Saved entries
▼▼▼
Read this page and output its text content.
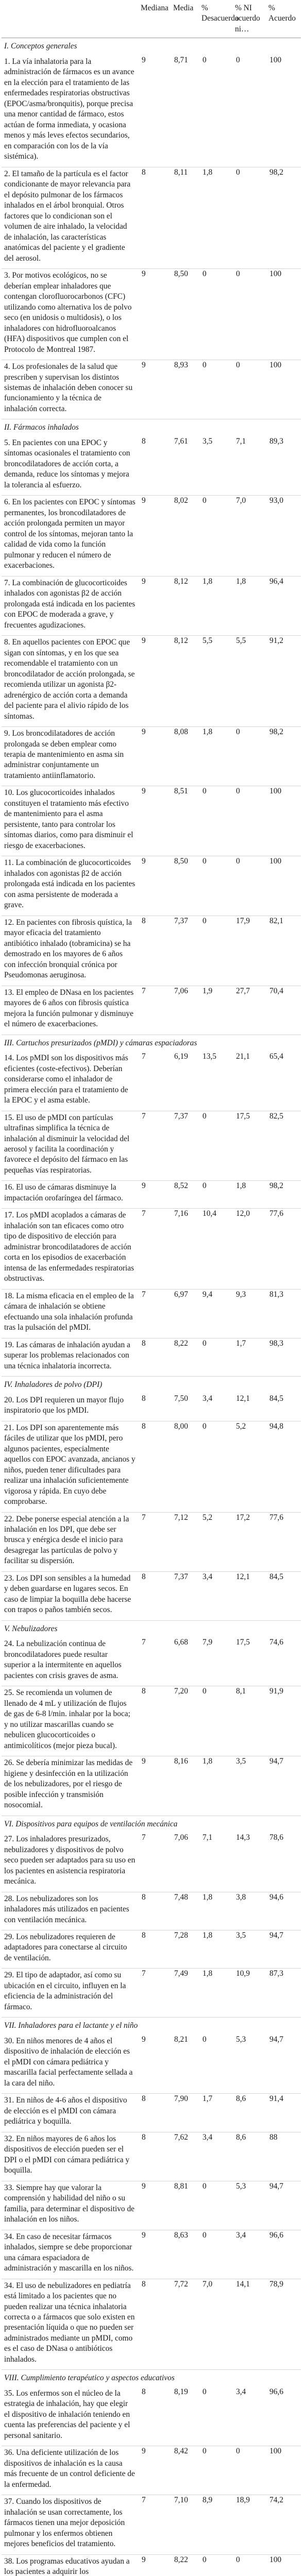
	Mediana	Media	% Desacuerdo	% NI acuerdo ni…	% Acuerdo
I. Conceptos generales					
1. La vía inhalatoria para la administración de fármacos es un avance en la elección para el tratamiento de las enfermedades respiratorias obstructivas (EPOC/asma/bronquitis), porque precisa una menor cantidad de fármaco, estos actúan de forma inmediata, y ocasiona menos y más leves efectos secundarios, en comparación con los de la vía sistémica).	9	8,71	0	0	100
2. El tamaño de la partícula es el factor condicionante de mayor relevancia para el depósito pulmonar de los fármacos inhalados en el árbol bronquial. Otros factores que lo condicionan son el volumen de aire inhalado, la velocidad de inhalación, las características anatómicas del paciente y el gradiente del aerosol.	8	8,11	1,8	0	98,2
3. Por motivos ecológicos, no se deberían emplear inhaladores que contengan clorofluorocarbonos (CFC) utilizando como alternativa los de polvo seco (en unidosis o multidosis), o los inhaladores con hidrofluoroalcanos (HFA) dispositivos que cumplen con el Protocolo de Montreal 1987.	9	8,50	0	0	100
4. Los profesionales de la salud que prescriben y supervisan los distintos sistemas de inhalación deben conocer su funcionamiento y la técnica de inhalación correcta.	9	8,93	0	0	100
II. Fármacos inhalados					
5. En pacientes con una EPOC y síntomas ocasionales el tratamiento con broncodilatadores de acción corta, a demanda, reduce los síntomas y mejora la tolerancia al esfuerzo.	8	7,61	3,5	7,1	89,3
6. En los pacientes con EPOC y síntomas permanentes, los broncodilatadores de acción prolongada permiten un mayor control de los síntomas, mejoran tanto la calidad de vida como la función pulmonar y reducen el número de exacerbaciones.	9	8,02	0	7,0	93,0
7. La combinación de glucocorticoides inhalados con agonistas β2 de acción prolongada está indicada en los pacientes con EPOC de moderada a grave, y frecuentes agudizaciones.	9	8,12	1,8	1,8	96,4
8. En aquellos pacientes con EPOC que sigan con síntomas, y en los que sea recomendable el tratamiento con un broncodilatador de acción prolongada, se recomienda utilizar un agonista β2-adrenérgico de acción corta a demanda del paciente para el alivio rápido de los síntomas.	9	8,12	5,5	5,5	91,2
9. Los broncodilatadores de acción prolongada se deben emplear como terapia de mantenimiento en asma sin administrar conjuntamente un tratamiento antiinflamatorio.	9	8,08	1,8	0	98,2
10. Los glucocorticoides inhalados constituyen el tratamiento más efectivo de mantenimiento para el asma persistente, tanto para controlar los síntomas diarios, como para disminuir el riesgo de exacerbaciones.	9	8,51	0	0	100
11. La combinación de glucocorticoides inhalados con agonistas β2 de acción prolongada está indicada en los pacientes con asma persistente de moderada a grave.	9	8,50	0	0	100
12. En pacientes con fibrosis quística, la mayor eficacia del tratamiento antibiótico inhalado (tobramicina) se ha demostrado en los mayores de 6 años con infección bronquial crónica por Pseudomonas aeruginosa.	8	7,37	0	17,9	82,1
13. El empleo de DNasa en los pacientes mayores de 6 años con fibrosis quística mejora la función pulmonar y disminuye el número de exacerbaciones.	7	7,06	1,9	27,7	70,4
III. Cartuchos presurizados (pMDI) y cámaras espaciadoras					
14. Los pMDI son los dispositivos más eficientes (coste-efectivos). Deberían considerarse como el inhalador de primera elección para el tratamiento de la EPOC y el asma estable.	7	6,19	13,5	21,1	65,4
15. El uso de pMDI con partículas ultrafinas simplifica la técnica de inhalación al disminuir la velocidad del aerosol y facilita la coordinación y favorece el depósito del fármaco en las pequeñas vías respiratorias.	7	7,37	0	17,5	82,5
16. El uso de cámaras disminuye la impactación orofaríngea del fármaco.	9	8,52	0	1,8	98,2
17. Los pMDI acoplados a cámaras de inhalación son tan eficaces como otro tipo de dispositivo de elección para administrar broncodilatadores de acción corta en los episodios de exacerbación intensa de las enfermedades respiratorias obstructivas.	7	7,16	10,4	12,0	77,6
18. La misma eficacia en el empleo de la cámara de inhalación se obtiene efectuando una sola inhalación profunda tras la pulsación del pMDI.	7	6,97	9,4	9,3	81,3
19. Las cámaras de inhalación ayudan a superar los problemas relacionados con una técnica inhalatoria incorrecta.	8	8,22	0	1,7	98,3
IV. Inhaladores de polvo (DPI)					
20. Los DPI requieren un mayor flujo inspiratorio que los pMDI.	8	7,50	3,4	12,1	84,5
21. Los DPI son aparentemente más fáciles de utilizar que los pMDI, pero algunos pacientes, especialmente aquellos con EPOC avanzada, ancianos y niños, pueden tener dificultades para realizar una inhalación suficientemente vigorosa y rápida. En cuyo debe comprobarse.	8	8,00	0	5,2	94,8
22. Debe ponerse especial atención a la inhalación en los DPI, que debe ser brusca y enérgica desde el inicio para desagregar las partículas de polvo y facilitar su dispersión.	7	7,12	5,2	17,2	77,6
23. Los DPI son sensibles a la humedad y deben guardarse en lugares secos. En caso de limpiar la boquilla debe hacerse con trapos o paños también secos.	8	7,37	3,4	12,1	84,5
V. Nebulizadores					
24. La nebulización continua de broncodilatadores puede resultar superior a la intermitente en aquellos pacientes con crisis graves de asma.	7	6,68	7,9	17,5	74,6
25. Se recomienda un volumen de llenado de 4 mL y utilización de flujos de gas de 6-8 l/min. inhalar por la boca; y no utilizar mascarillas cuando se nebulicen glucocorticoides o antimicolíticos (mejor pieza bucal).	8	7,20	0	8,1	91,9
26. Se debería minimizar las medidas de higiene y desinfección en la utilización de los nebulizadores, por el riesgo de posible infección y transmisión nosocomial.	9	8,16	1,8	3,5	94,7
VI. Dispositivos para equipos de ventilación mecánica					
27. Los inhaladores presurizados, nebulizadores y dispositivos de polvo seco pueden ser adaptados para su uso en los pacientes en asistencia respiratoria mecánica.	7	7,06	7,1	14,3	78,6
28. Los nebulizadores son los inhaladores más utilizados en pacientes con ventilación mecánica.	8	7,48	1,8	3,8	94,6
29. Los nebulizadores requieren de adaptadores para conectarse al circuito de ventilación.	8	7,28	1,8	3,5	94,7
29. El tipo de adaptador, así como su ubicación en el circuito, influyen en la eficiencia de la administración del fármaco.	7	7,49	1,8	10,9	87,3
VII. Inhaladores para el lactante y el niño					
30. En niños menores de 4 años el dispositivo de inhalación de elección es el pMDI con cámara pediátrica y mascarilla facial perfectamente sellada a la cara del niño.	9	8,21	0	5,3	94,7
31. En niños de 4-6 años el dispositivo de elección es el pMDI con cámara pediátrica y boquilla.	8	7,90	1,7	8,6	91,4
32. En niños mayores de 6 años los dispositivos de elección pueden ser el DPI o el pMDI con cámara pediátrica y boquilla.	8	7,62	3,4	8,6	88
33. Siempre hay que valorar la comprensión y habilidad del niño o su familia, para determinar el dispositivo de inhalación en los niños.	9	8,81	0	5,3	94,7
34. En caso de necesitar fármacos inhalados, siempre se debe proporcionar una cámara espaciadora de administración y mascarilla en los niños.	9	8,63	0	3,4	96,6
34. El uso de nebulizadores en pediatría está limitado a los pacientes que no pueden realizar una técnica inhalatoria correcta o a fármacos que solo existen en presentación líquida o que no pueden ser administrados mediante un pMDI, como es el caso de DNasa o antibióticos inhalados.	8	7,72	7,0	14,1	78,9
VIII. Cumplimiento terapéutico y aspectos educativos					
35. Los enfermos son el núcleo de la estrategia de inhalación, hay que elegir el dispositivo de inhalación teniendo en cuenta las preferencias del paciente y el personal sanitario.	8	8,19	0	3,4	96,6
36. Una deficiente utilización de los dispositivos de inhalación es la causa más frecuente de un control deficiente de la enfermedad.	9	8,42	0	0	100
37. Cuando los dispositivos de inhalación se usan correctamente, los fármacos tienen una mejor deposición pulmonar y los enfermos obtienen mejores beneficios del tratamiento.	7	7,10	8,9	18,9	74,2
38. Los programas educativos ayudan a los pacientes a adquirir los	9	8,22	0	0	100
▲▲▲
_Aim of the exercise:_
Report how many lines in the data include the word "quística", and give nothing but the count.

_Exercise response:_
2